Exercise task — Filter the entries and keep only the lines where the string "relative" appears.

Items listed in a dataset:

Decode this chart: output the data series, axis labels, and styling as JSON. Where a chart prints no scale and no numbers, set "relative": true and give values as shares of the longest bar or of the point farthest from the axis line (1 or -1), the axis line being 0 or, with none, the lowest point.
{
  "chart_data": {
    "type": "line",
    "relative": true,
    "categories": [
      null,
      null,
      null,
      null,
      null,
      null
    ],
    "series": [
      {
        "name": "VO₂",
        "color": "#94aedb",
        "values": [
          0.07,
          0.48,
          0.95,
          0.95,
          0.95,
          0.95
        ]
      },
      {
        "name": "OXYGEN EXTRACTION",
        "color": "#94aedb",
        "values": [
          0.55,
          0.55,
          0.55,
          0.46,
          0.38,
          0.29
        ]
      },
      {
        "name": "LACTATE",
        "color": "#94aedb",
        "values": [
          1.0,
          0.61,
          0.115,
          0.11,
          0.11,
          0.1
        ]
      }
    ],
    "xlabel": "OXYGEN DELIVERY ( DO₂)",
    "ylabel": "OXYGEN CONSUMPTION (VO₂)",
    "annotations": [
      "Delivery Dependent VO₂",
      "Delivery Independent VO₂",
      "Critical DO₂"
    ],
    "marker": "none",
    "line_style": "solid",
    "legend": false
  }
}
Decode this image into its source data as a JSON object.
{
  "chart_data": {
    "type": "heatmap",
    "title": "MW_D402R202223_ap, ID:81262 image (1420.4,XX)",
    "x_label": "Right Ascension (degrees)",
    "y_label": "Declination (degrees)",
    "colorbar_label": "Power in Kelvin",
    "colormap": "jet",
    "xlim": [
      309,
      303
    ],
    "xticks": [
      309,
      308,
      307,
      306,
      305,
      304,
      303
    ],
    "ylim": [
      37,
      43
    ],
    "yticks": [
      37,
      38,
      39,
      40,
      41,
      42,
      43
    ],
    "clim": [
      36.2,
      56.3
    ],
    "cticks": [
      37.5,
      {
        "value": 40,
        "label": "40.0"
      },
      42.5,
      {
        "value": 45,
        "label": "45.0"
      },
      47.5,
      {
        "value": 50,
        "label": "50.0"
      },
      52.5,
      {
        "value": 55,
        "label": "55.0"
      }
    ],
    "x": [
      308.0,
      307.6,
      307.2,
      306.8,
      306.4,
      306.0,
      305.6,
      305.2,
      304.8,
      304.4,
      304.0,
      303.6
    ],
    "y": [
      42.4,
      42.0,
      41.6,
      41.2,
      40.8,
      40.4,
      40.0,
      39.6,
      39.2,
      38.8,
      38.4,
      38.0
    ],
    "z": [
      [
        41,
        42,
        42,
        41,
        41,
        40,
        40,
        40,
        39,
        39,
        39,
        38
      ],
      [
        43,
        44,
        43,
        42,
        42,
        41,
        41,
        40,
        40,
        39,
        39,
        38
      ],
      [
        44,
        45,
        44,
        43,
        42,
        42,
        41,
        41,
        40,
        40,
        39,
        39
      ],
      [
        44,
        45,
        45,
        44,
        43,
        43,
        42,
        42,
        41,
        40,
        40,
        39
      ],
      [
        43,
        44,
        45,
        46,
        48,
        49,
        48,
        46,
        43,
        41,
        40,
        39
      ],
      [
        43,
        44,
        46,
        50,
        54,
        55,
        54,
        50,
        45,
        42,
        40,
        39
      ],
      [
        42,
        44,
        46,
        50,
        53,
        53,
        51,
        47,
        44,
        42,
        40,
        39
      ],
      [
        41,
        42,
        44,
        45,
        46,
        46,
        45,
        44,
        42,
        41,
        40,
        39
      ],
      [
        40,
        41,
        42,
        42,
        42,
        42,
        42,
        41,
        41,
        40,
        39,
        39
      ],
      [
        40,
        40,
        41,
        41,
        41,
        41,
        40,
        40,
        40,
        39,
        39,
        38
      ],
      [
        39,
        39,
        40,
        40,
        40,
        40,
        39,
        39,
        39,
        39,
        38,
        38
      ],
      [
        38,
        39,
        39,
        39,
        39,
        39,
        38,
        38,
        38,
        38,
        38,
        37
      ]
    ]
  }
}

Result —
Decode this chart: output the data series, axis labels, and styling as JSON. Where a chart prints no scale and no numbers, set "relative": true and give values as shares of the longest bar or of the point farthest from the axis line (1 or -1), the axis line being 0 or, with none, the lowest point.
    "relative": true,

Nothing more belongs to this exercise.